▸ Dataset rows
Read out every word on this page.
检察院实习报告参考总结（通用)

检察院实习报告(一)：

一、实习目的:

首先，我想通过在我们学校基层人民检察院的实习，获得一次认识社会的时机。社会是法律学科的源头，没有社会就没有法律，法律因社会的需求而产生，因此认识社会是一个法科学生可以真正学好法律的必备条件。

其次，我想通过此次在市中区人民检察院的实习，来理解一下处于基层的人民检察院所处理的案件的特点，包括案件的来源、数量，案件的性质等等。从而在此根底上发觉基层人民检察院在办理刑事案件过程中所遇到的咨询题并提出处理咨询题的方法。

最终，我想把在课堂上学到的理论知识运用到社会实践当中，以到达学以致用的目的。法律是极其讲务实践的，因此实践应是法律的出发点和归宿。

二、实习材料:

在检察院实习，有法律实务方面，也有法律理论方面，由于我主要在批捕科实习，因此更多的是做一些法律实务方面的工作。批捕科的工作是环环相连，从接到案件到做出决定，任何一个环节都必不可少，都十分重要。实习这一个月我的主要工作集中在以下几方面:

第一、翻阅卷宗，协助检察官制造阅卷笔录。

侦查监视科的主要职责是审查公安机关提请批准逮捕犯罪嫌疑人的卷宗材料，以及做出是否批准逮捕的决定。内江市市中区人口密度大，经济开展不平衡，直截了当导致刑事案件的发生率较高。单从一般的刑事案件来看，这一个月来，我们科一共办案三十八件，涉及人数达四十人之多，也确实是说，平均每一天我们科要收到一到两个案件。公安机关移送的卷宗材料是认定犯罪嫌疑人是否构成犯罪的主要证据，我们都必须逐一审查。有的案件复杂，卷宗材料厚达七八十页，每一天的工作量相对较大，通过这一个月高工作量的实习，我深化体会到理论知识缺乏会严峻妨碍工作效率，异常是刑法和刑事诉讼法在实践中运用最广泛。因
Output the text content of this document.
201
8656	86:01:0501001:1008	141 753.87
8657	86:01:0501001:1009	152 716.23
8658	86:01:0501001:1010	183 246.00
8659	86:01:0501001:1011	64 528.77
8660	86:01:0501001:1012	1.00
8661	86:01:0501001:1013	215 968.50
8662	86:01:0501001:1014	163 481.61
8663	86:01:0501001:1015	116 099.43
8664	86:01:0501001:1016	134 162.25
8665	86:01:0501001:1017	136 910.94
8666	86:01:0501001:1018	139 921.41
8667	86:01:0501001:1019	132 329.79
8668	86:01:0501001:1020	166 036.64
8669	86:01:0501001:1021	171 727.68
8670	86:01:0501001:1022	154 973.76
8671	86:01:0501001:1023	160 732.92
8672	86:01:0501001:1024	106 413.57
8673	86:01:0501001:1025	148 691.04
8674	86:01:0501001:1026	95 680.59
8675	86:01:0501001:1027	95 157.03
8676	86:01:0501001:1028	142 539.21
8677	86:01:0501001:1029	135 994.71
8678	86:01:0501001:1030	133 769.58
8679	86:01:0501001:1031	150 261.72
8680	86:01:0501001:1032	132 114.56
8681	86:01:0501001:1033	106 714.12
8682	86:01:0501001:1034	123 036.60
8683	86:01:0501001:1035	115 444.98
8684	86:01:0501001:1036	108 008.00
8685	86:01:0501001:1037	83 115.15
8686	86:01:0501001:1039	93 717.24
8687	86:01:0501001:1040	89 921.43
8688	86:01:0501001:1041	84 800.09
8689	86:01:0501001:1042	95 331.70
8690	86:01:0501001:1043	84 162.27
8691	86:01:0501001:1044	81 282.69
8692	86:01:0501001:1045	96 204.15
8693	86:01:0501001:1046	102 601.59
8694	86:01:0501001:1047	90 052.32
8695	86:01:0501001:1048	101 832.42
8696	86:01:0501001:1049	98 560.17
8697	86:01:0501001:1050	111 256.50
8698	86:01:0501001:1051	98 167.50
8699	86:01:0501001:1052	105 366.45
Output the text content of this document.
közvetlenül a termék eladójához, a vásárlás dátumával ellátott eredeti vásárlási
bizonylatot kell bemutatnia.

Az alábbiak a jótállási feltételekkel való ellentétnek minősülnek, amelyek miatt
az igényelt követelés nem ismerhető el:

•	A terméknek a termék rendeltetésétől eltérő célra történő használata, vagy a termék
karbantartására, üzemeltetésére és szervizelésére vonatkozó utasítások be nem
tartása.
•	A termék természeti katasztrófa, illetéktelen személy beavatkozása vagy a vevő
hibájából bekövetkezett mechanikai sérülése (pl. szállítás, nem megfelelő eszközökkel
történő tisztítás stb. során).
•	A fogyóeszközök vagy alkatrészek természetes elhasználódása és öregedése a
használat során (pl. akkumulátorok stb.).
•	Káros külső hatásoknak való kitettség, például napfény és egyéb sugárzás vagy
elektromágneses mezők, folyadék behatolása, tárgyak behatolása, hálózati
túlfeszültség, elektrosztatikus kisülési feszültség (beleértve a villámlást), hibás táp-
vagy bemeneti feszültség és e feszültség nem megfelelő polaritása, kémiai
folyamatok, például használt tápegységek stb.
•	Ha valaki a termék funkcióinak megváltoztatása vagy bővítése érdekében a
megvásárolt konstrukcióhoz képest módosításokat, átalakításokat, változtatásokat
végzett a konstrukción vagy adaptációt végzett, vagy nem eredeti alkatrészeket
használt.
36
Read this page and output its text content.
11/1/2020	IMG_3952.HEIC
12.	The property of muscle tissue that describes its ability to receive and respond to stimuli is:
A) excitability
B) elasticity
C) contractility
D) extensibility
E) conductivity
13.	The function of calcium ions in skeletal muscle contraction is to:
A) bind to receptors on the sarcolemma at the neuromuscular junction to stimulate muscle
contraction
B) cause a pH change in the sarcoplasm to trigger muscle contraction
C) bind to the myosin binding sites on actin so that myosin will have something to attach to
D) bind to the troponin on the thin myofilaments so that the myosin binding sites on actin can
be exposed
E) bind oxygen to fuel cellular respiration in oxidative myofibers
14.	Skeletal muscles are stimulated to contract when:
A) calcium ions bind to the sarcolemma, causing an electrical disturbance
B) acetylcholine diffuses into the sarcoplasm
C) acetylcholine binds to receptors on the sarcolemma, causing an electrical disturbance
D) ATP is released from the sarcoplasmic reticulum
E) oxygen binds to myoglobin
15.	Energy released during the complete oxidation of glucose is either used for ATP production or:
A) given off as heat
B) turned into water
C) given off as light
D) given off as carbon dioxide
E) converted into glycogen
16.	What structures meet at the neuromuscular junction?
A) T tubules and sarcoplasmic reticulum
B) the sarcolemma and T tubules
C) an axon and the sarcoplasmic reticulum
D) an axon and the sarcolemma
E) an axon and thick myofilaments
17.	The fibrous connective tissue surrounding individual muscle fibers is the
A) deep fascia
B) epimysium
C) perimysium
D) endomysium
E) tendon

▸ WRITTEN INSTRUCTION
Scan the entries above for the word "tubules" and collect each line holding it.

▸ THE RESULT
A) T tubules and sarcoplasmic reticulum
B) the sarcolemma and T tubules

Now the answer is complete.